__Stated goal__.
From the entries below, copy every line that holds the word "Suicide".

* start *

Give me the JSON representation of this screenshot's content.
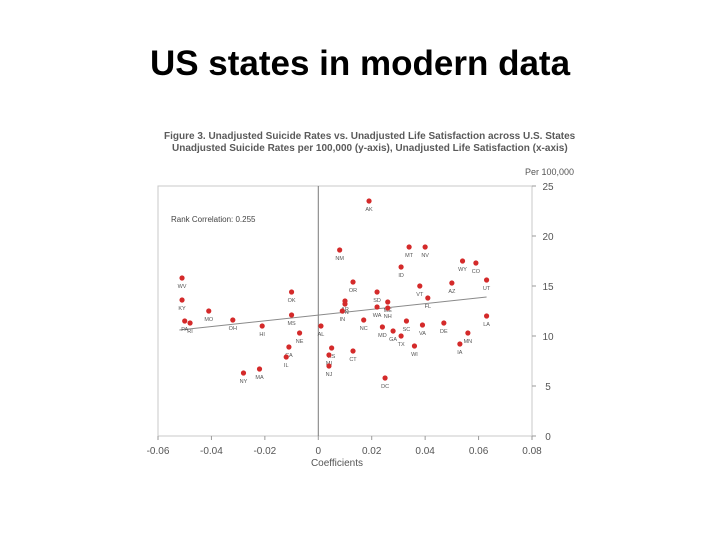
{
  "slide": {
    "title": "US states in modern data"
  },
  "chart_data": {
    "type": "scatter",
    "title": "Figure 3.  Unadjusted Suicide Rates vs. Unadjusted Life Satisfaction across U.S. States",
    "subtitle": "Unadjusted Suicide Rates per 100,000 (y-axis), Unadjusted Life Satisfaction (x-axis)",
    "xlabel": "Coefficients",
    "ylabel": "Per 100,000",
    "xlim": [
      -0.06,
      0.08
    ],
    "ylim": [
      0,
      25
    ],
    "x_ticks": [
      "-0.06",
      "-0.04",
      "-0.02",
      "0",
      "0.02",
      "0.04",
      "0.06",
      "0.08"
    ],
    "y_ticks": [
      "0",
      "5",
      "10",
      "15",
      "20",
      "25"
    ],
    "annotation": "Rank Correlation: 0.255",
    "grid": false,
    "trendline": {
      "x": [
        -0.052,
        0.063
      ],
      "y": [
        10.6,
        13.9
      ]
    },
    "point_color": "#d42a2a",
    "points": [
      {
        "label": "AK",
        "x": 0.019,
        "y": 23.5
      },
      {
        "label": "NM",
        "x": 0.008,
        "y": 18.6
      },
      {
        "label": "MT",
        "x": 0.034,
        "y": 18.9
      },
      {
        "label": "NV",
        "x": 0.04,
        "y": 18.9
      },
      {
        "label": "WY",
        "x": 0.054,
        "y": 17.5
      },
      {
        "label": "CO",
        "x": 0.059,
        "y": 17.3
      },
      {
        "label": "ID",
        "x": 0.031,
        "y": 16.9
      },
      {
        "label": "WV",
        "x": -0.051,
        "y": 15.8
      },
      {
        "label": "UT",
        "x": 0.063,
        "y": 15.6
      },
      {
        "label": "OR",
        "x": 0.013,
        "y": 15.4
      },
      {
        "label": "AZ",
        "x": 0.05,
        "y": 15.3
      },
      {
        "label": "VT",
        "x": 0.038,
        "y": 15.0
      },
      {
        "label": "OK",
        "x": -0.01,
        "y": 14.4
      },
      {
        "label": "SD",
        "x": 0.022,
        "y": 14.4
      },
      {
        "label": "FL",
        "x": 0.041,
        "y": 13.8
      },
      {
        "label": "KY",
        "x": -0.051,
        "y": 13.6
      },
      {
        "label": "AR",
        "x": 0.01,
        "y": 13.5
      },
      {
        "label": "ME",
        "x": 0.026,
        "y": 13.4
      },
      {
        "label": "TN",
        "x": 0.01,
        "y": 13.2
      },
      {
        "label": "WA",
        "x": 0.022,
        "y": 12.9
      },
      {
        "label": "NH",
        "x": 0.026,
        "y": 12.8
      },
      {
        "label": "MO",
        "x": -0.041,
        "y": 12.5
      },
      {
        "label": "IN",
        "x": 0.009,
        "y": 12.5
      },
      {
        "label": "MS",
        "x": -0.01,
        "y": 12.1
      },
      {
        "label": "LA",
        "x": 0.063,
        "y": 12.0
      },
      {
        "label": "OH",
        "x": -0.032,
        "y": 11.6
      },
      {
        "label": "PA",
        "x": -0.05,
        "y": 11.5
      },
      {
        "label": "RI",
        "x": -0.048,
        "y": 11.3
      },
      {
        "label": "NC",
        "x": 0.017,
        "y": 11.6
      },
      {
        "label": "SC",
        "x": 0.033,
        "y": 11.5
      },
      {
        "label": "DE",
        "x": 0.047,
        "y": 11.3
      },
      {
        "label": "VA",
        "x": 0.039,
        "y": 11.1
      },
      {
        "label": "HI",
        "x": -0.021,
        "y": 11.0
      },
      {
        "label": "AL",
        "x": 0.001,
        "y": 11.0
      },
      {
        "label": "MD",
        "x": 0.024,
        "y": 10.9
      },
      {
        "label": "GA",
        "x": 0.028,
        "y": 10.5
      },
      {
        "label": "NE",
        "x": -0.007,
        "y": 10.3
      },
      {
        "label": "MN",
        "x": 0.056,
        "y": 10.3
      },
      {
        "label": "TX",
        "x": 0.031,
        "y": 10.0
      },
      {
        "label": "IA",
        "x": 0.053,
        "y": 9.2
      },
      {
        "label": "WI",
        "x": 0.036,
        "y": 9.0
      },
      {
        "label": "CA",
        "x": -0.011,
        "y": 8.9
      },
      {
        "label": "KS",
        "x": 0.005,
        "y": 8.8
      },
      {
        "label": "CT",
        "x": 0.013,
        "y": 8.5
      },
      {
        "label": "MI",
        "x": 0.004,
        "y": 8.1
      },
      {
        "label": "IL",
        "x": -0.012,
        "y": 7.9
      },
      {
        "label": "NJ",
        "x": 0.004,
        "y": 7.0
      },
      {
        "label": "NY",
        "x": -0.028,
        "y": 6.3
      },
      {
        "label": "MA",
        "x": -0.022,
        "y": 6.7
      },
      {
        "label": "DC",
        "x": 0.025,
        "y": 5.8
      }
    ]
  }
}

* end *

__Exercise result__.
    "title": "Figure 3.  Unadjusted Suicide Rates vs. Unadjusted Life Satisfaction across U.S. States",
    "subtitle": "Unadjusted Suicide Rates per 100,000 (y-axis), Unadjusted Life Satisfaction (x-axis)",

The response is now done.